**GIVEN TASK:** Exclude the pictures, then copy all remaining records exactly.

-*-

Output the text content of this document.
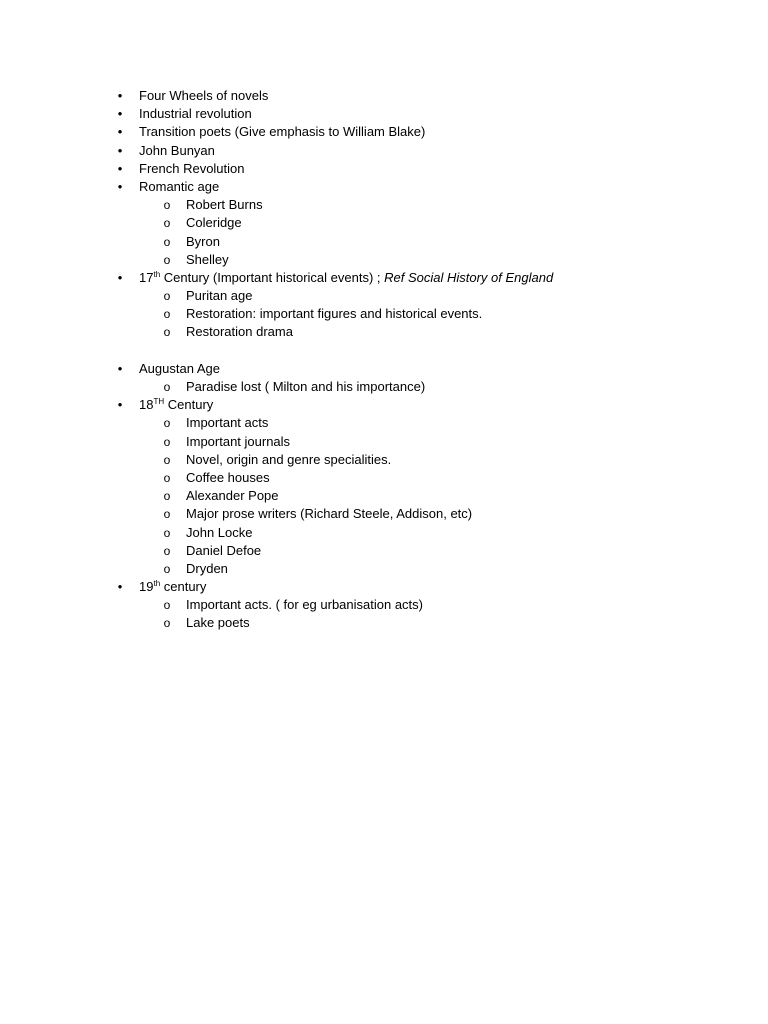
• Four Wheels of novels
• Industrial revolution
• Transition poets (Give emphasis to William Blake)
• John Bunyan
• French Revolution
• Romantic age
o Robert Burns
o Coleridge
o Byron
o Shelley
• 17th Century (Important historical events) ; Ref Social History of England
o Puritan age
o Restoration: important figures and historical events.
o Restoration drama
• Augustan Age
o Paradise lost ( Milton and his importance)
• 18TH Century
o Important acts
o Important journals
o Novel, origin and genre specialities.
o Coffee houses
o Alexander Pope
o Major prose writers (Richard Steele, Addison, etc)
o John Locke
o Daniel Defoe
o Dryden
• 19th century
o Important acts. ( for eg urbanisation acts)
o Lake poets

-*-

**EXERCISE RESULT:**
Output the text content of this document.
• Four Wheels of novels
• Industrial revolution
• Transition poets (Give emphasis to William Blake)
• John Bunyan
• French Revolution
• Romantic age
o Robert Burns
o Coleridge
o Byron
o Shelley
• 17th Century (Important historical events) ; Ref Social History of England
o Puritan age
o Restoration: important figures and historical events.
o Restoration drama
• Augustan Age
o Paradise lost ( Milton and his importance)
• 18TH Century
o Important acts
o Important journals
o Novel, origin and genre specialities.
o Coffee houses
o Alexander Pope
o Major prose writers (Richard Steele, Addison, etc)
o John Locke
o Daniel Defoe
o Dryden
• 19th century
o Important acts. ( for eg urbanisation acts)
o Lake poets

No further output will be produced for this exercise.